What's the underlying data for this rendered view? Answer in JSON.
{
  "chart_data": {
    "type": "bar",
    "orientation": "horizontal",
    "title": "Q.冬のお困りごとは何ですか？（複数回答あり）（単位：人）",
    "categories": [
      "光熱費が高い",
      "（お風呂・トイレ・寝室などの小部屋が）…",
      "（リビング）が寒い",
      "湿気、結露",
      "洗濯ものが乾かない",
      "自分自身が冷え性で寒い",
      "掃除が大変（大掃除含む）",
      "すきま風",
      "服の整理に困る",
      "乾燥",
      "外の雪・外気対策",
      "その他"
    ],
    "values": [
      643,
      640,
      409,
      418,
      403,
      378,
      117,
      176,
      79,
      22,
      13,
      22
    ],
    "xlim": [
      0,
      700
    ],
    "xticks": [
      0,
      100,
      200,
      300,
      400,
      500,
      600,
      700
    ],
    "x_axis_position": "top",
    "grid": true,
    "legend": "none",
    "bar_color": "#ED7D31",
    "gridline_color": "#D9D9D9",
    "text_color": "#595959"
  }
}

### CHALLENGE
Copy the records above exactly.

### ANSWER TO THIS PROBLEM
What's the underlying data for this rendered view? Answer in JSON.
{
  "chart_data": {
    "type": "bar",
    "orientation": "horizontal",
    "title": "Q.冬のお困りごとは何ですか？（複数回答あり）（単位：人）",
    "categories": [
      "光熱費が高い",
      "（お風呂・トイレ・寝室などの小部屋が）…",
      "（リビング）が寒い",
      "湿気、結露",
      "洗濯ものが乾かない",
      "自分自身が冷え性で寒い",
      "掃除が大変（大掃除含む）",
      "すきま風",
      "服の整理に困る",
      "乾燥",
      "外の雪・外気対策",
      "その他"
    ],
    "values": [
      643,
      640,
      409,
      418,
      403,
      378,
      117,
      176,
      79,
      22,
      13,
      22
    ],
    "xlim": [
      0,
      700
    ],
    "xticks": [
      0,
      100,
      200,
      300,
      400,
      500,
      600,
      700
    ],
    "x_axis_position": "top",
    "grid": true,
    "legend": "none",
    "bar_color": "#ED7D31",
    "gridline_color": "#D9D9D9",
    "text_color": "#595959"
  }
}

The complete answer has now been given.